** WORK ITEM **
All of the entries below are to be repeated word for word.

** EXERCISE MATERIAL **
"""
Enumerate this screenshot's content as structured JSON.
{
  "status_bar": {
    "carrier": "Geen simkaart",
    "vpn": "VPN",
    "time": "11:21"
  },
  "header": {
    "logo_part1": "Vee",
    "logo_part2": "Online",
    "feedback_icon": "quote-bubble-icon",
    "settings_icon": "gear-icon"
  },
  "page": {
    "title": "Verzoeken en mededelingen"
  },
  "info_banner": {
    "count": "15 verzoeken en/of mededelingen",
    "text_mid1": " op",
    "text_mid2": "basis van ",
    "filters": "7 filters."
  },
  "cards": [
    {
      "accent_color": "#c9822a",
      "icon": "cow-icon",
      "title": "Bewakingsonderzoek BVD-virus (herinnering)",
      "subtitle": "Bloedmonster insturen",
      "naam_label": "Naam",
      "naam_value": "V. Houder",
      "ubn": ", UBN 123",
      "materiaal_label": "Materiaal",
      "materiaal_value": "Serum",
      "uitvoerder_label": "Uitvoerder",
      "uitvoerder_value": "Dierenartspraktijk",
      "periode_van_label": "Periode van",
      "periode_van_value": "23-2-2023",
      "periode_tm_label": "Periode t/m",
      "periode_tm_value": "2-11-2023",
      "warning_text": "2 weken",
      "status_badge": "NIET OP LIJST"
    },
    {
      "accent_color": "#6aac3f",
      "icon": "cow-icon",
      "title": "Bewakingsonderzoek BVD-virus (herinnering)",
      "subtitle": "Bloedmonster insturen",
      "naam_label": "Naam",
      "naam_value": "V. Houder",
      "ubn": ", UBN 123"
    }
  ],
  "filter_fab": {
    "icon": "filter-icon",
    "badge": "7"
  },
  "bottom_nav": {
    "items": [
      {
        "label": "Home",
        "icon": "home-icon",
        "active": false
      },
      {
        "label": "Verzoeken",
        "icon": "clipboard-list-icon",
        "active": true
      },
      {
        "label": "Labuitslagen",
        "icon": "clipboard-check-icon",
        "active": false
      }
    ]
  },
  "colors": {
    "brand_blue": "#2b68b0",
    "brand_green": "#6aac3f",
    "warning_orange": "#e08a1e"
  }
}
"""
** RESULT BELOW **
Enumerate this screenshot's content as structured JSON.
{
  "status_bar": {
    "carrier": "Geen simkaart",
    "vpn": "VPN",
    "time": "11:21"
  },
  "header": {
    "logo_part1": "Vee",
    "logo_part2": "Online",
    "feedback_icon": "quote-bubble-icon",
    "settings_icon": "gear-icon"
  },
  "page": {
    "title": "Verzoeken en mededelingen"
  },
  "info_banner": {
    "count": "15 verzoeken en/of mededelingen",
    "text_mid1": " op",
    "text_mid2": "basis van ",
    "filters": "7 filters."
  },
  "cards": [
    {
      "accent_color": "#c9822a",
      "icon": "cow-icon",
      "title": "Bewakingsonderzoek BVD-virus (herinnering)",
      "subtitle": "Bloedmonster insturen",
      "naam_label": "Naam",
      "naam_value": "V. Houder",
      "ubn": ", UBN 123",
      "materiaal_label": "Materiaal",
      "materiaal_value": "Serum",
      "uitvoerder_label": "Uitvoerder",
      "uitvoerder_value": "Dierenartspraktijk",
      "periode_van_label": "Periode van",
      "periode_van_value": "23-2-2023",
      "periode_tm_label": "Periode t/m",
      "periode_tm_value": "2-11-2023",
      "warning_text": "2 weken",
      "status_badge": "NIET OP LIJST"
    },
    {
      "accent_color": "#6aac3f",
      "icon": "cow-icon",
      "title": "Bewakingsonderzoek BVD-virus (herinnering)",
      "subtitle": "Bloedmonster insturen",
      "naam_label": "Naam",
      "naam_value": "V. Houder",
      "ubn": ", UBN 123"
    }
  ],
  "filter_fab": {
    "icon": "filter-icon",
    "badge": "7"
  },
  "bottom_nav": {
    "items": [
      {
        "label": "Home",
        "icon": "home-icon",
        "active": false
      },
      {
        "label": "Verzoeken",
        "icon": "clipboard-list-icon",
        "active": true
      },
      {
        "label": "Labuitslagen",
        "icon": "clipboard-check-icon",
        "active": false
      }
    ]
  },
  "colors": {
    "brand_blue": "#2b68b0",
    "brand_green": "#6aac3f",
    "warning_orange": "#e08a1e"
  }
}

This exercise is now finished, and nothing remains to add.